== Supplied records

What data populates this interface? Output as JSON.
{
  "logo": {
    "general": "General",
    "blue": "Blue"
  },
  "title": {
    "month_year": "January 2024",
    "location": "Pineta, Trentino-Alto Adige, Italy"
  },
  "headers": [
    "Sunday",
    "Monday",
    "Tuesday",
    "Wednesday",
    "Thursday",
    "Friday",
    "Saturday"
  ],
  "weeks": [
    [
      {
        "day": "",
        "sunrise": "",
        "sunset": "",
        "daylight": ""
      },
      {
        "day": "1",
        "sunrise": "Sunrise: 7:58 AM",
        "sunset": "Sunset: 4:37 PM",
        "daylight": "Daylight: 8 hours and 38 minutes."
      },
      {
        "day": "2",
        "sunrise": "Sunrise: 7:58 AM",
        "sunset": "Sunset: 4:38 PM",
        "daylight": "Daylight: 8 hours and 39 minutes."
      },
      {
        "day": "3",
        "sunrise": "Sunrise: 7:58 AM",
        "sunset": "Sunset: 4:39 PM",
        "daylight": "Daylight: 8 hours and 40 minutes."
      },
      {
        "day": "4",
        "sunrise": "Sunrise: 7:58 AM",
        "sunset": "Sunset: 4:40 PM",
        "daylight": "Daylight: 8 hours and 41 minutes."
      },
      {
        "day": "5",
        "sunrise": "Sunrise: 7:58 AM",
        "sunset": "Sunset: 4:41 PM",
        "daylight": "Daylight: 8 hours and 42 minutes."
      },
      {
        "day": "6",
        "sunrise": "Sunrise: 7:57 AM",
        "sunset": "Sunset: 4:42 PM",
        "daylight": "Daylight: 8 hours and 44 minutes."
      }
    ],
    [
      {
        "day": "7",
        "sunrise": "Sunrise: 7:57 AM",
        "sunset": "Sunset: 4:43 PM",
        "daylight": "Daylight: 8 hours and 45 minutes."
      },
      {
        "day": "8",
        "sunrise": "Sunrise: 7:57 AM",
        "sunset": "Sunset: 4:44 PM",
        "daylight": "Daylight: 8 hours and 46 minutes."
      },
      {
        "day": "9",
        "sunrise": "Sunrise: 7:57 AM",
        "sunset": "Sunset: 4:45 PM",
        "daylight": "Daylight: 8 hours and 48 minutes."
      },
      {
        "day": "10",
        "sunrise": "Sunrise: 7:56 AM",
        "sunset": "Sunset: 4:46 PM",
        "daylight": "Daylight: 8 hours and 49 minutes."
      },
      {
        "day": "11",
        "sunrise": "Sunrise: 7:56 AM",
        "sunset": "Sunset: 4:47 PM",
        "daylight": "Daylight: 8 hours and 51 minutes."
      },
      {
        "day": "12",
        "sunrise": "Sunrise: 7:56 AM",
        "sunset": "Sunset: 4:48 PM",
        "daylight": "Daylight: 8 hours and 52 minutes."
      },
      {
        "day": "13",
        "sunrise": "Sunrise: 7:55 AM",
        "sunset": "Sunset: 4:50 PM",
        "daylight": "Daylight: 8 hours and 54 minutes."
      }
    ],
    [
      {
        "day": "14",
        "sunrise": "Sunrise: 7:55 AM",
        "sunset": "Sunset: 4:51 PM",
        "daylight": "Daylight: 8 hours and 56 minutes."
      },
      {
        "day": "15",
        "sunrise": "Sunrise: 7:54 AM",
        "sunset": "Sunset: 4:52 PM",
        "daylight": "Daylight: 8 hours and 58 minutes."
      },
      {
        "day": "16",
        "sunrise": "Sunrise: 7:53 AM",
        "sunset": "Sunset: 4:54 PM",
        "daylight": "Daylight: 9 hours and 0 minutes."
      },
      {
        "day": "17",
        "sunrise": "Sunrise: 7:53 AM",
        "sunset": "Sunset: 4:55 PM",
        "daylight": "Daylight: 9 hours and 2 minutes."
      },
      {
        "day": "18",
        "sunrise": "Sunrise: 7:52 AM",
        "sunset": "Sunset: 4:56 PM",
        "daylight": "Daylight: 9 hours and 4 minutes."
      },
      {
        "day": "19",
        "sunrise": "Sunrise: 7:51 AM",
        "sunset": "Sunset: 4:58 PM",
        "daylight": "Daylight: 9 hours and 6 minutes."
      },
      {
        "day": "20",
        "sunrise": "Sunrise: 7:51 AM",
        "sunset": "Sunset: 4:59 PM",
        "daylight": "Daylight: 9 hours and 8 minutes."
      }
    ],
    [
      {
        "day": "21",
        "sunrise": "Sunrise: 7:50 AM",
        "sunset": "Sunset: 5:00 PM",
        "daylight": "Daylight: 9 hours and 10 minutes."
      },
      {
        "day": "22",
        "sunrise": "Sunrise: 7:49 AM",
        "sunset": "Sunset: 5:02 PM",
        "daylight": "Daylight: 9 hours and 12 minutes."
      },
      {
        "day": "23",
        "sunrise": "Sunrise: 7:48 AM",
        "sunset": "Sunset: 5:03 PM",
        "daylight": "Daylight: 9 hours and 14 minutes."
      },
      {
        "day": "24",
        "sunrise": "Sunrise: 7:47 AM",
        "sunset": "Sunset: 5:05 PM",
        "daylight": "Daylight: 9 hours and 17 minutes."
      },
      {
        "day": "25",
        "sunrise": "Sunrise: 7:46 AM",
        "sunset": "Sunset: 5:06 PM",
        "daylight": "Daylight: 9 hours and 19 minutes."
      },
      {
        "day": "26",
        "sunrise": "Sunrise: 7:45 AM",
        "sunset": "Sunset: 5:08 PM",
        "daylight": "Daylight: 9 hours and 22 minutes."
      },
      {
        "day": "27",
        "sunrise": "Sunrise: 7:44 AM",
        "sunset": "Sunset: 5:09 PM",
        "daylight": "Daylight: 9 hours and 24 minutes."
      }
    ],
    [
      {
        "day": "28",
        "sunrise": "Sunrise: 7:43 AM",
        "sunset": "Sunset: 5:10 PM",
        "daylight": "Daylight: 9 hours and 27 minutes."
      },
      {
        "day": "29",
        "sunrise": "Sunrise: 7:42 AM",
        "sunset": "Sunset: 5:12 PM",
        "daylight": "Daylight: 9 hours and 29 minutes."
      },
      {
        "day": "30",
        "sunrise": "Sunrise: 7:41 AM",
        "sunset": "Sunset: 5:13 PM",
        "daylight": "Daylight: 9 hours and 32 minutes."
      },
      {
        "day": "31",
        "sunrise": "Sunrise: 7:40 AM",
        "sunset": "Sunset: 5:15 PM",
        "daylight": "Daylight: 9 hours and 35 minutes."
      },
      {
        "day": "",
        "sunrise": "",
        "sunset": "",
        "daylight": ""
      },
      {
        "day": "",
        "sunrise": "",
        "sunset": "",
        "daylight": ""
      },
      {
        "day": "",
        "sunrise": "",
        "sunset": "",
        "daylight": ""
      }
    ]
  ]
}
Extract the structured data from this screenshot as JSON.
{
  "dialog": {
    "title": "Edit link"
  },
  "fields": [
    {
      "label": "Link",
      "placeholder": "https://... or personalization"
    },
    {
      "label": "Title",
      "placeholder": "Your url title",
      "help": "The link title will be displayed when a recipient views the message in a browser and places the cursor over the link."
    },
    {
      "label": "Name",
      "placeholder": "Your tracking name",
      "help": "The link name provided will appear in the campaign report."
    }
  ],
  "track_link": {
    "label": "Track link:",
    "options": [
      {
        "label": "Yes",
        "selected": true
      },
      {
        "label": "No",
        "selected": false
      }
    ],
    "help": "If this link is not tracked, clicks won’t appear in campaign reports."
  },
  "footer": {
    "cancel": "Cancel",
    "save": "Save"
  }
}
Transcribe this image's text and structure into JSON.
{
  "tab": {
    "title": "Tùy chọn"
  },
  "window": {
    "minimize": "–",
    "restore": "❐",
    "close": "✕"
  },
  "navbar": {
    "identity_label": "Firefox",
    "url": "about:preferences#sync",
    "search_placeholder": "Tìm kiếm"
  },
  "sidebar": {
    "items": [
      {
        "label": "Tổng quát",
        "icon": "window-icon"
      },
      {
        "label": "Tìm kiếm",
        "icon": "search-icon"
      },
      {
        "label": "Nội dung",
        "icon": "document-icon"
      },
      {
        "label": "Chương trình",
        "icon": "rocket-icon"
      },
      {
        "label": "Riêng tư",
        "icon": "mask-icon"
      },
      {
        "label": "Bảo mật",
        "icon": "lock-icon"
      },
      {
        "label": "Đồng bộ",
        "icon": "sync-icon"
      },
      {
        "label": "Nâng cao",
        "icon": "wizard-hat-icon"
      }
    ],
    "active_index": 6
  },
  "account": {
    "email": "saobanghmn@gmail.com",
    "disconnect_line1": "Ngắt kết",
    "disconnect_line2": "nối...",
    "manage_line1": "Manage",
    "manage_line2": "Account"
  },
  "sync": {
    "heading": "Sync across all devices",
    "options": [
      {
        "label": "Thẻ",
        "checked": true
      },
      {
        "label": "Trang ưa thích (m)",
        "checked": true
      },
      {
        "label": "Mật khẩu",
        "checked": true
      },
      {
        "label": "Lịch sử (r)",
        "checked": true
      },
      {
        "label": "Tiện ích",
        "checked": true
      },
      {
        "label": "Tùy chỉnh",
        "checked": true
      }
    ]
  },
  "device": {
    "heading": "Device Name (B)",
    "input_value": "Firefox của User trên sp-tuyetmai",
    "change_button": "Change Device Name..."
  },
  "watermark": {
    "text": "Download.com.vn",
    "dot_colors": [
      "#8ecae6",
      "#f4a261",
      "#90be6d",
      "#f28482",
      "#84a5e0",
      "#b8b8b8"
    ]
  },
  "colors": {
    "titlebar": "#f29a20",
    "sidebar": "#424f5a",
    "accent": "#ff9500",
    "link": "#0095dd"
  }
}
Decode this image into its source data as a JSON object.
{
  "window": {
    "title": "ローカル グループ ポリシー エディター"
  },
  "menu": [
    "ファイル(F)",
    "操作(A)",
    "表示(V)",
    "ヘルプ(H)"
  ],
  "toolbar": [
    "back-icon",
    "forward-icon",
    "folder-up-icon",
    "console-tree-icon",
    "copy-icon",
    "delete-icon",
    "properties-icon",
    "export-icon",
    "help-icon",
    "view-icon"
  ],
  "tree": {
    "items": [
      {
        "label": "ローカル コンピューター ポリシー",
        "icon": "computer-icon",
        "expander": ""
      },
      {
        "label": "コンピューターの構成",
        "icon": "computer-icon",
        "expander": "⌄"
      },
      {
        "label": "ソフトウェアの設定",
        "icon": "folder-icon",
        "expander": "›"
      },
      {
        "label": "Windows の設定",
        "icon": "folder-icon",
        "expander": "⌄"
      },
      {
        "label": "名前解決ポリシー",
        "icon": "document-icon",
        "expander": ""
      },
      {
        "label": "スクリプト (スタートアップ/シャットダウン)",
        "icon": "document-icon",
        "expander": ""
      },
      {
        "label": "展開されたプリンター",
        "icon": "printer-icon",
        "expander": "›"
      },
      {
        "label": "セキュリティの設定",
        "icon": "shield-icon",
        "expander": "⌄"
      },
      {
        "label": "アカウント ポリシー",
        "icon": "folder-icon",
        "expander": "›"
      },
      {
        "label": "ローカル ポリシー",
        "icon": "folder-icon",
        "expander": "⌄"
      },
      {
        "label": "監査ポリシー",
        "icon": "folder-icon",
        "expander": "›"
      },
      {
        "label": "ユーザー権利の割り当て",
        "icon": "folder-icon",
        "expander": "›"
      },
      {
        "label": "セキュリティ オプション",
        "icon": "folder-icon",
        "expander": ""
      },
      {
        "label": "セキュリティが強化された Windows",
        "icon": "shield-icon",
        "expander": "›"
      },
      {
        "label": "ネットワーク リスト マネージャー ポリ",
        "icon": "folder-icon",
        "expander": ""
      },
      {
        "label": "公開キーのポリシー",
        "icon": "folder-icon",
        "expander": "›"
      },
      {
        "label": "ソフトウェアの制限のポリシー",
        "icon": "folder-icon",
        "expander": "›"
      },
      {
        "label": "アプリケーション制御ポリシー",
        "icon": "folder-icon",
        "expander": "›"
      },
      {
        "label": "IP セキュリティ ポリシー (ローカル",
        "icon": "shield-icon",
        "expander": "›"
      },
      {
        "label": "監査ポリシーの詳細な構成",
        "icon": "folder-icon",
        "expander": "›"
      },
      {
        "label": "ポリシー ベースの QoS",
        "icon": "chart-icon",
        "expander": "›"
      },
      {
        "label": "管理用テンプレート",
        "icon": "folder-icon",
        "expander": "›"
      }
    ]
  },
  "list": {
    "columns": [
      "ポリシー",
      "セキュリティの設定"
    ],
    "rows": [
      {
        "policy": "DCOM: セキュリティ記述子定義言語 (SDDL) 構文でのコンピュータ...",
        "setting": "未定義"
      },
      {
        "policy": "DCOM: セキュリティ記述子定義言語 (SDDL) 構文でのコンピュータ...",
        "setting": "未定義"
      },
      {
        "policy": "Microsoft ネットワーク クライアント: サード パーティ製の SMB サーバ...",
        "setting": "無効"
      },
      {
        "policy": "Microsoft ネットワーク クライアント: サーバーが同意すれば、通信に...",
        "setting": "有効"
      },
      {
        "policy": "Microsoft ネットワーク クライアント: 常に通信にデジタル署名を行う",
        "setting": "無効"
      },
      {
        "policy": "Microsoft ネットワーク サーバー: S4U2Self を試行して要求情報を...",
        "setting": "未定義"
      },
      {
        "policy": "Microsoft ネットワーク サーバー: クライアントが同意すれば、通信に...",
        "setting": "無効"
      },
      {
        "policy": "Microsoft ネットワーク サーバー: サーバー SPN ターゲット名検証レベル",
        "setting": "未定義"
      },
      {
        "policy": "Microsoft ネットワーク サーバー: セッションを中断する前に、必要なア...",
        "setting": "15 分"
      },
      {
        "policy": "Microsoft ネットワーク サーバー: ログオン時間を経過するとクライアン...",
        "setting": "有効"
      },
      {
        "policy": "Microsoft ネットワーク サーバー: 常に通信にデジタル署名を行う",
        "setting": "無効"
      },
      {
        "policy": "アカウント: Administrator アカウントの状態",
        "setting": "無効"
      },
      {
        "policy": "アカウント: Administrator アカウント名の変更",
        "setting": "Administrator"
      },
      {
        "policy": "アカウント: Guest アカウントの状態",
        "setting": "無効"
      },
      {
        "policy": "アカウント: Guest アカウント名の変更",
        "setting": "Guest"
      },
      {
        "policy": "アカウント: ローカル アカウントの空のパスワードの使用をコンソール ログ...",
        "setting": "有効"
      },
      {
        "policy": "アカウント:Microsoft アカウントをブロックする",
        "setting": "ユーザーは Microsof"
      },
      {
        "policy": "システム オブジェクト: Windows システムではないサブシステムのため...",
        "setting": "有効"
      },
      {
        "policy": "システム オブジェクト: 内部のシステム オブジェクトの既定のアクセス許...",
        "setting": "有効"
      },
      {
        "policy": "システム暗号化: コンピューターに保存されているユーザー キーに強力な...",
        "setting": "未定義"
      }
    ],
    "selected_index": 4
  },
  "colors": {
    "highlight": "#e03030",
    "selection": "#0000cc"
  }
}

====

Exercise directions | Look over the listing above. Pick out and copy every line that includes "オブジェクト".

Answer |
        "policy": "システム オブジェクト: Windows システムではないサブシステムのため...",
        "policy": "システム オブジェクト: 内部のシステム オブジェクトの既定のアクセス許...",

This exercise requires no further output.